▶ [Exercise] Each entry that follows must be output without any deviation.

▶ [Material provided]
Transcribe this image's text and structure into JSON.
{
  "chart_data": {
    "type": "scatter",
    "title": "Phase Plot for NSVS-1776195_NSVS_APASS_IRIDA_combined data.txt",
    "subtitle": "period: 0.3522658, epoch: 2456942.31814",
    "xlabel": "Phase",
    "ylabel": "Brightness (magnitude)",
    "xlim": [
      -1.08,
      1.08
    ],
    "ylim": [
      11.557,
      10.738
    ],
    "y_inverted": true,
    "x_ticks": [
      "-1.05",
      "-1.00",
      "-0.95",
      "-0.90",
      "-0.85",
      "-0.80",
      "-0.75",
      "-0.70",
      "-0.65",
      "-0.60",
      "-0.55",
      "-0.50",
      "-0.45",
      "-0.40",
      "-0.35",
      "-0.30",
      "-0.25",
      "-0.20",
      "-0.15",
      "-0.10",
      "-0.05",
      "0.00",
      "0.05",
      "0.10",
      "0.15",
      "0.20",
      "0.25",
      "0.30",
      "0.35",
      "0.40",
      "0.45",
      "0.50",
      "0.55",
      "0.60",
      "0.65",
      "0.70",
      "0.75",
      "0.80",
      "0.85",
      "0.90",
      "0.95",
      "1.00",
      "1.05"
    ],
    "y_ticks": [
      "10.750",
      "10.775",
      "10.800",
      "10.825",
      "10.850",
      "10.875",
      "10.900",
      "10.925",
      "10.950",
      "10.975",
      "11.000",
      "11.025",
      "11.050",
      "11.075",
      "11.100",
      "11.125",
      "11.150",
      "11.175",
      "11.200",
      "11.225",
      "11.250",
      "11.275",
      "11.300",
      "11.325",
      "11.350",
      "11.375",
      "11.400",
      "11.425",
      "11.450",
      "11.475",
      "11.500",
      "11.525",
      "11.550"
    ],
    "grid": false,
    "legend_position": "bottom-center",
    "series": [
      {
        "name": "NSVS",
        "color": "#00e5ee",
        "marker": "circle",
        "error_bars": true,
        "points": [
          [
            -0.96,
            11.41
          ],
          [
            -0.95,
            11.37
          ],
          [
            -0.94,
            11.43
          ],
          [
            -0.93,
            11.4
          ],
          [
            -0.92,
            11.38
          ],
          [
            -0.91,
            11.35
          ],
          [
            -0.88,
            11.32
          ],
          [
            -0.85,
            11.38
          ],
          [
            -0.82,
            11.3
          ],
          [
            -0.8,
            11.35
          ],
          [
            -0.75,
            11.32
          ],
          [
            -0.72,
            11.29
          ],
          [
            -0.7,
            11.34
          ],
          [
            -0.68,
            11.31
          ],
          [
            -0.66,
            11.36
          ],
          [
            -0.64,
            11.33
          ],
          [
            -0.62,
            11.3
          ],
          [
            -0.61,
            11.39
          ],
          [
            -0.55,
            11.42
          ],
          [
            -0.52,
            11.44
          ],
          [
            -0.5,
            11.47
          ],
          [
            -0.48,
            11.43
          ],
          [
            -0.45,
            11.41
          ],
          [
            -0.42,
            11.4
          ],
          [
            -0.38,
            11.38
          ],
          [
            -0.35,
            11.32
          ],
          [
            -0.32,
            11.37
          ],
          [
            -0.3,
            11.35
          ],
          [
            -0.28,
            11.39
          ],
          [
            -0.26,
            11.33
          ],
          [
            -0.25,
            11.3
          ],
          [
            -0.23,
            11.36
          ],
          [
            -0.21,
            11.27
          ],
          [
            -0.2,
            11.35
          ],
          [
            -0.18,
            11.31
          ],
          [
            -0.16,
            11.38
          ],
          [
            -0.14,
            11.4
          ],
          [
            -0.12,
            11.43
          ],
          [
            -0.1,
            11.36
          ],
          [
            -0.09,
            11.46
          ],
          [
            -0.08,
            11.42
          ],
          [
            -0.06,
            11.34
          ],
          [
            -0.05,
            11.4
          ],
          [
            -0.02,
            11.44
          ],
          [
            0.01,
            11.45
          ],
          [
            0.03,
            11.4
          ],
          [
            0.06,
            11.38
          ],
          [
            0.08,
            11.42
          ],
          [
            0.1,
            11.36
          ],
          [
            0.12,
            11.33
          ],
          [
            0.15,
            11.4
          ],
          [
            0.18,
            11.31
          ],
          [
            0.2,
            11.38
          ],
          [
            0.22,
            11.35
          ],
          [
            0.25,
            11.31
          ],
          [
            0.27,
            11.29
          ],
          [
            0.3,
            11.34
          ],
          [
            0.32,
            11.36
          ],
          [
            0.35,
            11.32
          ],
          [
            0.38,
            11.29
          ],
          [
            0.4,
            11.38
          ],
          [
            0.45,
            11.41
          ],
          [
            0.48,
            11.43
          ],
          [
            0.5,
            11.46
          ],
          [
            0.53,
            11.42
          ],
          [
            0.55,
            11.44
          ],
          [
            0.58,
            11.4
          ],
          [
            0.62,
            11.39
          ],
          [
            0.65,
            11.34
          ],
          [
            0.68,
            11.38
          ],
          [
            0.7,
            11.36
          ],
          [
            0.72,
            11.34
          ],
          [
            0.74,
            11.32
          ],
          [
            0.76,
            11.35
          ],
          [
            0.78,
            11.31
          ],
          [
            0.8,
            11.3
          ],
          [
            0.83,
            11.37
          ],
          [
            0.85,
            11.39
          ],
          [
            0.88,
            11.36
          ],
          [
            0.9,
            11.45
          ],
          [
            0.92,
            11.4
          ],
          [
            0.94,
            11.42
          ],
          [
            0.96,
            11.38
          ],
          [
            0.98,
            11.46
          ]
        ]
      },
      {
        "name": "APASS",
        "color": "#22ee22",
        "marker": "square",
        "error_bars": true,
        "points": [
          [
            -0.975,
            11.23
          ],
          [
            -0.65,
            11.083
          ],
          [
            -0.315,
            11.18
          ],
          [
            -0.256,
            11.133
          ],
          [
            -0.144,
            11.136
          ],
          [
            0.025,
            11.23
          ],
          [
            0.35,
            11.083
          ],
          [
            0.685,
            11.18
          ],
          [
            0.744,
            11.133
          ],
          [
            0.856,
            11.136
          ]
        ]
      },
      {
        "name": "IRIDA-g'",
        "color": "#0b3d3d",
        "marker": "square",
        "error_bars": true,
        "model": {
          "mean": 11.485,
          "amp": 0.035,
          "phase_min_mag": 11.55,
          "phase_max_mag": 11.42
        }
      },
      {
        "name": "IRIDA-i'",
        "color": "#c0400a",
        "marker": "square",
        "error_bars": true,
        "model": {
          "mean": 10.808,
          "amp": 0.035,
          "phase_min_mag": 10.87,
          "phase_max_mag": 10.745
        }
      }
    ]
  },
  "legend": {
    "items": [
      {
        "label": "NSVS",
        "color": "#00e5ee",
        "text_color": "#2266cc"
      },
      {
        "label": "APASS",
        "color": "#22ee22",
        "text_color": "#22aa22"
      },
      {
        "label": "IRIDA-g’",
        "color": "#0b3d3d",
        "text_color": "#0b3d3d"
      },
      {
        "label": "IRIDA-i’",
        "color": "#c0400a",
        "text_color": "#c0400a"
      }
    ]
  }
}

▶ [Correct response]
Transcribe this image's text and structure into JSON.
{
  "chart_data": {
    "type": "scatter",
    "title": "Phase Plot for NSVS-1776195_NSVS_APASS_IRIDA_combined data.txt",
    "subtitle": "period: 0.3522658, epoch: 2456942.31814",
    "xlabel": "Phase",
    "ylabel": "Brightness (magnitude)",
    "xlim": [
      -1.08,
      1.08
    ],
    "ylim": [
      11.557,
      10.738
    ],
    "y_inverted": true,
    "x_ticks": [
      "-1.05",
      "-1.00",
      "-0.95",
      "-0.90",
      "-0.85",
      "-0.80",
      "-0.75",
      "-0.70",
      "-0.65",
      "-0.60",
      "-0.55",
      "-0.50",
      "-0.45",
      "-0.40",
      "-0.35",
      "-0.30",
      "-0.25",
      "-0.20",
      "-0.15",
      "-0.10",
      "-0.05",
      "0.00",
      "0.05",
      "0.10",
      "0.15",
      "0.20",
      "0.25",
      "0.30",
      "0.35",
      "0.40",
      "0.45",
      "0.50",
      "0.55",
      "0.60",
      "0.65",
      "0.70",
      "0.75",
      "0.80",
      "0.85",
      "0.90",
      "0.95",
      "1.00",
      "1.05"
    ],
    "y_ticks": [
      "10.750",
      "10.775",
      "10.800",
      "10.825",
      "10.850",
      "10.875",
      "10.900",
      "10.925",
      "10.950",
      "10.975",
      "11.000",
      "11.025",
      "11.050",
      "11.075",
      "11.100",
      "11.125",
      "11.150",
      "11.175",
      "11.200",
      "11.225",
      "11.250",
      "11.275",
      "11.300",
      "11.325",
      "11.350",
      "11.375",
      "11.400",
      "11.425",
      "11.450",
      "11.475",
      "11.500",
      "11.525",
      "11.550"
    ],
    "grid": false,
    "legend_position": "bottom-center",
    "series": [
      {
        "name": "NSVS",
        "color": "#00e5ee",
        "marker": "circle",
        "error_bars": true,
        "points": [
          [
            -0.96,
            11.41
          ],
          [
            -0.95,
            11.37
          ],
          [
            -0.94,
            11.43
          ],
          [
            -0.93,
            11.4
          ],
          [
            -0.92,
            11.38
          ],
          [
            -0.91,
            11.35
          ],
          [
            -0.88,
            11.32
          ],
          [
            -0.85,
            11.38
          ],
          [
            -0.82,
            11.3
          ],
          [
            -0.8,
            11.35
          ],
          [
            -0.75,
            11.32
          ],
          [
            -0.72,
            11.29
          ],
          [
            -0.7,
            11.34
          ],
          [
            -0.68,
            11.31
          ],
          [
            -0.66,
            11.36
          ],
          [
            -0.64,
            11.33
          ],
          [
            -0.62,
            11.3
          ],
          [
            -0.61,
            11.39
          ],
          [
            -0.55,
            11.42
          ],
          [
            -0.52,
            11.44
          ],
          [
            -0.5,
            11.47
          ],
          [
            -0.48,
            11.43
          ],
          [
            -0.45,
            11.41
          ],
          [
            -0.42,
            11.4
          ],
          [
            -0.38,
            11.38
          ],
          [
            -0.35,
            11.32
          ],
          [
            -0.32,
            11.37
          ],
          [
            -0.3,
            11.35
          ],
          [
            -0.28,
            11.39
          ],
          [
            -0.26,
            11.33
          ],
          [
            -0.25,
            11.3
          ],
          [
            -0.23,
            11.36
          ],
          [
            -0.21,
            11.27
          ],
          [
            -0.2,
            11.35
          ],
          [
            -0.18,
            11.31
          ],
          [
            -0.16,
            11.38
          ],
          [
            -0.14,
            11.4
          ],
          [
            -0.12,
            11.43
          ],
          [
            -0.1,
            11.36
          ],
          [
            -0.09,
            11.46
          ],
          [
            -0.08,
            11.42
          ],
          [
            -0.06,
            11.34
          ],
          [
            -0.05,
            11.4
          ],
          [
            -0.02,
            11.44
          ],
          [
            0.01,
            11.45
          ],
          [
            0.03,
            11.4
          ],
          [
            0.06,
            11.38
          ],
          [
            0.08,
            11.42
          ],
          [
            0.1,
            11.36
          ],
          [
            0.12,
            11.33
          ],
          [
            0.15,
            11.4
          ],
          [
            0.18,
            11.31
          ],
          [
            0.2,
            11.38
          ],
          [
            0.22,
            11.35
          ],
          [
            0.25,
            11.31
          ],
          [
            0.27,
            11.29
          ],
          [
            0.3,
            11.34
          ],
          [
            0.32,
            11.36
          ],
          [
            0.35,
            11.32
          ],
          [
            0.38,
            11.29
          ],
          [
            0.4,
            11.38
          ],
          [
            0.45,
            11.41
          ],
          [
            0.48,
            11.43
          ],
          [
            0.5,
            11.46
          ],
          [
            0.53,
            11.42
          ],
          [
            0.55,
            11.44
          ],
          [
            0.58,
            11.4
          ],
          [
            0.62,
            11.39
          ],
          [
            0.65,
            11.34
          ],
          [
            0.68,
            11.38
          ],
          [
            0.7,
            11.36
          ],
          [
            0.72,
            11.34
          ],
          [
            0.74,
            11.32
          ],
          [
            0.76,
            11.35
          ],
          [
            0.78,
            11.31
          ],
          [
            0.8,
            11.3
          ],
          [
            0.83,
            11.37
          ],
          [
            0.85,
            11.39
          ],
          [
            0.88,
            11.36
          ],
          [
            0.9,
            11.45
          ],
          [
            0.92,
            11.4
          ],
          [
            0.94,
            11.42
          ],
          [
            0.96,
            11.38
          ],
          [
            0.98,
            11.46
          ]
        ]
      },
      {
        "name": "APASS",
        "color": "#22ee22",
        "marker": "square",
        "error_bars": true,
        "points": [
          [
            -0.975,
            11.23
          ],
          [
            -0.65,
            11.083
          ],
          [
            -0.315,
            11.18
          ],
          [
            -0.256,
            11.133
          ],
          [
            -0.144,
            11.136
          ],
          [
            0.025,
            11.23
          ],
          [
            0.35,
            11.083
          ],
          [
            0.685,
            11.18
          ],
          [
            0.744,
            11.133
          ],
          [
            0.856,
            11.136
          ]
        ]
      },
      {
        "name": "IRIDA-g'",
        "color": "#0b3d3d",
        "marker": "square",
        "error_bars": true,
        "model": {
          "mean": 11.485,
          "amp": 0.035,
          "phase_min_mag": 11.55,
          "phase_max_mag": 11.42
        }
      },
      {
        "name": "IRIDA-i'",
        "color": "#c0400a",
        "marker": "square",
        "error_bars": true,
        "model": {
          "mean": 10.808,
          "amp": 0.035,
          "phase_min_mag": 10.87,
          "phase_max_mag": 10.745
        }
      }
    ]
  },
  "legend": {
    "items": [
      {
        "label": "NSVS",
        "color": "#00e5ee",
        "text_color": "#2266cc"
      },
      {
        "label": "APASS",
        "color": "#22ee22",
        "text_color": "#22aa22"
      },
      {
        "label": "IRIDA-g’",
        "color": "#0b3d3d",
        "text_color": "#0b3d3d"
      },
      {
        "label": "IRIDA-i’",
        "color": "#c0400a",
        "text_color": "#c0400a"
      }
    ]
  }
}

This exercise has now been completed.